** START OF Data to use **

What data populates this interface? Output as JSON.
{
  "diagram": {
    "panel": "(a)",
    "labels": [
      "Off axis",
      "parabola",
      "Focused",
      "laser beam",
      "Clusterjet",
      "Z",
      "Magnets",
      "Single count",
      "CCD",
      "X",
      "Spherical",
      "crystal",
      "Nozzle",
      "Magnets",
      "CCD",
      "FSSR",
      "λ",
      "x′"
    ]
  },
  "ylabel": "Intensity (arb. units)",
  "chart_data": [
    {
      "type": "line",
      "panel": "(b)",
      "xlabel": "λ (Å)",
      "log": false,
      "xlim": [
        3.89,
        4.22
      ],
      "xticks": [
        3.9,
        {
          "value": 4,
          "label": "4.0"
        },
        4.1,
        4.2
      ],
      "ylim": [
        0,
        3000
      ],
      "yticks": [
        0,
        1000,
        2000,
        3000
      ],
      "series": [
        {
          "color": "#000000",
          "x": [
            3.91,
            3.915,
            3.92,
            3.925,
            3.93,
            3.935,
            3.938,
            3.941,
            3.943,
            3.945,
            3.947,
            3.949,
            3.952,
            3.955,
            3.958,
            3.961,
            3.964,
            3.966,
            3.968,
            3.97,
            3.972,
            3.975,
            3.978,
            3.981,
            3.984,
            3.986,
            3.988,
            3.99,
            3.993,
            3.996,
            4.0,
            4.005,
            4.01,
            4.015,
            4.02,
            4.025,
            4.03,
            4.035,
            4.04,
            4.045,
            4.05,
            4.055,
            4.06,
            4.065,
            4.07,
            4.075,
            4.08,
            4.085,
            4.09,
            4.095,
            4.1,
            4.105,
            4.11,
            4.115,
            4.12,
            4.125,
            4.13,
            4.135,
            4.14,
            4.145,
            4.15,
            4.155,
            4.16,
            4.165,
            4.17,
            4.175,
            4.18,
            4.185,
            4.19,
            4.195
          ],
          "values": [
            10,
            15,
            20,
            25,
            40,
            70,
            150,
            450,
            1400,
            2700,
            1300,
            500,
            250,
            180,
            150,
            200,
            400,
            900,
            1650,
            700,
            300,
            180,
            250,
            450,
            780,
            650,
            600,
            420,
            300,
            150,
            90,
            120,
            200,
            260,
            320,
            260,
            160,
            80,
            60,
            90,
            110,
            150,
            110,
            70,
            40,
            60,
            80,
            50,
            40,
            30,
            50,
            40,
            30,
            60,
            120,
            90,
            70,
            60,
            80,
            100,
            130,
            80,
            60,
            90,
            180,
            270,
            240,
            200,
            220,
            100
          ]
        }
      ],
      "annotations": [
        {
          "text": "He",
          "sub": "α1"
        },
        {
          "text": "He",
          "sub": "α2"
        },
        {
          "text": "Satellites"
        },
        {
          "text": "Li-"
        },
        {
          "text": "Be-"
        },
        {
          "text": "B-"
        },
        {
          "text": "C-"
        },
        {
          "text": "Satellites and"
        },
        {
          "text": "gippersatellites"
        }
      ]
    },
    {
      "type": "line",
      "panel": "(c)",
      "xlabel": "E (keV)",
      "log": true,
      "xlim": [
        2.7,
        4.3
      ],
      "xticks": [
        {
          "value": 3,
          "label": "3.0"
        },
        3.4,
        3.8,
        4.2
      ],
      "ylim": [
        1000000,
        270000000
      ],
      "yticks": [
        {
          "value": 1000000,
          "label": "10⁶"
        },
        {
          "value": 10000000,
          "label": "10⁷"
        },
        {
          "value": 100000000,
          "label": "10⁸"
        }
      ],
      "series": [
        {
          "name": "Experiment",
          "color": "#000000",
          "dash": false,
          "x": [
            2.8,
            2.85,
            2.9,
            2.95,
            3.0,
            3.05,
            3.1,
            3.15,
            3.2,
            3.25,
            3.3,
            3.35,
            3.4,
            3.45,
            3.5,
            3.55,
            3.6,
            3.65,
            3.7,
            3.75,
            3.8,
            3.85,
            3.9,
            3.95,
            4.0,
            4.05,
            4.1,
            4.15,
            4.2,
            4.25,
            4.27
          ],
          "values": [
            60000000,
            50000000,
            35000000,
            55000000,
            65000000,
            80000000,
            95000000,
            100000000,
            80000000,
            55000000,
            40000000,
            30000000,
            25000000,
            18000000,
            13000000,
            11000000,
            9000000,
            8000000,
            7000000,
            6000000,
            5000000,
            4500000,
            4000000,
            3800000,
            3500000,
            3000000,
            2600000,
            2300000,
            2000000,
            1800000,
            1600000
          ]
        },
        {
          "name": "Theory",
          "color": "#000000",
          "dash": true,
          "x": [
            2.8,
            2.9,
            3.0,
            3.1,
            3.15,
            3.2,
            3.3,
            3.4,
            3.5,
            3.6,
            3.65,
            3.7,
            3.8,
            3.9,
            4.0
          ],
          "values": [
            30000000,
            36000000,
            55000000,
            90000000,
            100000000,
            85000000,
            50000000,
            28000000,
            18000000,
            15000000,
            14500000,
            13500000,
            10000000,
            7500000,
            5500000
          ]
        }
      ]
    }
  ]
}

** END OF Data to use **

**Work required**:
Your task is to give the records above again, exactly.

**Task result**:
What data populates this interface? Output as JSON.
{
  "diagram": {
    "panel": "(a)",
    "labels": [
      "Off axis",
      "parabola",
      "Focused",
      "laser beam",
      "Clusterjet",
      "Z",
      "Magnets",
      "Single count",
      "CCD",
      "X",
      "Spherical",
      "crystal",
      "Nozzle",
      "Magnets",
      "CCD",
      "FSSR",
      "λ",
      "x′"
    ]
  },
  "ylabel": "Intensity (arb. units)",
  "chart_data": [
    {
      "type": "line",
      "panel": "(b)",
      "xlabel": "λ (Å)",
      "log": false,
      "xlim": [
        3.89,
        4.22
      ],
      "xticks": [
        3.9,
        {
          "value": 4,
          "label": "4.0"
        },
        4.1,
        4.2
      ],
      "ylim": [
        0,
        3000
      ],
      "yticks": [
        0,
        1000,
        2000,
        3000
      ],
      "series": [
        {
          "color": "#000000",
          "x": [
            3.91,
            3.915,
            3.92,
            3.925,
            3.93,
            3.935,
            3.938,
            3.941,
            3.943,
            3.945,
            3.947,
            3.949,
            3.952,
            3.955,
            3.958,
            3.961,
            3.964,
            3.966,
            3.968,
            3.97,
            3.972,
            3.975,
            3.978,
            3.981,
            3.984,
            3.986,
            3.988,
            3.99,
            3.993,
            3.996,
            4.0,
            4.005,
            4.01,
            4.015,
            4.02,
            4.025,
            4.03,
            4.035,
            4.04,
            4.045,
            4.05,
            4.055,
            4.06,
            4.065,
            4.07,
            4.075,
            4.08,
            4.085,
            4.09,
            4.095,
            4.1,
            4.105,
            4.11,
            4.115,
            4.12,
            4.125,
            4.13,
            4.135,
            4.14,
            4.145,
            4.15,
            4.155,
            4.16,
            4.165,
            4.17,
            4.175,
            4.18,
            4.185,
            4.19,
            4.195
          ],
          "values": [
            10,
            15,
            20,
            25,
            40,
            70,
            150,
            450,
            1400,
            2700,
            1300,
            500,
            250,
            180,
            150,
            200,
            400,
            900,
            1650,
            700,
            300,
            180,
            250,
            450,
            780,
            650,
            600,
            420,
            300,
            150,
            90,
            120,
            200,
            260,
            320,
            260,
            160,
            80,
            60,
            90,
            110,
            150,
            110,
            70,
            40,
            60,
            80,
            50,
            40,
            30,
            50,
            40,
            30,
            60,
            120,
            90,
            70,
            60,
            80,
            100,
            130,
            80,
            60,
            90,
            180,
            270,
            240,
            200,
            220,
            100
          ]
        }
      ],
      "annotations": [
        {
          "text": "He",
          "sub": "α1"
        },
        {
          "text": "He",
          "sub": "α2"
        },
        {
          "text": "Satellites"
        },
        {
          "text": "Li-"
        },
        {
          "text": "Be-"
        },
        {
          "text": "B-"
        },
        {
          "text": "C-"
        },
        {
          "text": "Satellites and"
        },
        {
          "text": "gippersatellites"
        }
      ]
    },
    {
      "type": "line",
      "panel": "(c)",
      "xlabel": "E (keV)",
      "log": true,
      "xlim": [
        2.7,
        4.3
      ],
      "xticks": [
        {
          "value": 3,
          "label": "3.0"
        },
        3.4,
        3.8,
        4.2
      ],
      "ylim": [
        1000000,
        270000000
      ],
      "yticks": [
        {
          "value": 1000000,
          "label": "10⁶"
        },
        {
          "value": 10000000,
          "label": "10⁷"
        },
        {
          "value": 100000000,
          "label": "10⁸"
        }
      ],
      "series": [
        {
          "name": "Experiment",
          "color": "#000000",
          "dash": false,
          "x": [
            2.8,
            2.85,
            2.9,
            2.95,
            3.0,
            3.05,
            3.1,
            3.15,
            3.2,
            3.25,
            3.3,
            3.35,
            3.4,
            3.45,
            3.5,
            3.55,
            3.6,
            3.65,
            3.7,
            3.75,
            3.8,
            3.85,
            3.9,
            3.95,
            4.0,
            4.05,
            4.1,
            4.15,
            4.2,
            4.25,
            4.27
          ],
          "values": [
            60000000,
            50000000,
            35000000,
            55000000,
            65000000,
            80000000,
            95000000,
            100000000,
            80000000,
            55000000,
            40000000,
            30000000,
            25000000,
            18000000,
            13000000,
            11000000,
            9000000,
            8000000,
            7000000,
            6000000,
            5000000,
            4500000,
            4000000,
            3800000,
            3500000,
            3000000,
            2600000,
            2300000,
            2000000,
            1800000,
            1600000
          ]
        },
        {
          "name": "Theory",
          "color": "#000000",
          "dash": true,
          "x": [
            2.8,
            2.9,
            3.0,
            3.1,
            3.15,
            3.2,
            3.3,
            3.4,
            3.5,
            3.6,
            3.65,
            3.7,
            3.8,
            3.9,
            4.0
          ],
          "values": [
            30000000,
            36000000,
            55000000,
            90000000,
            100000000,
            85000000,
            50000000,
            28000000,
            18000000,
            15000000,
            14500000,
            13500000,
            10000000,
            7500000,
            5500000
          ]
        }
      ]
    }
  ]
}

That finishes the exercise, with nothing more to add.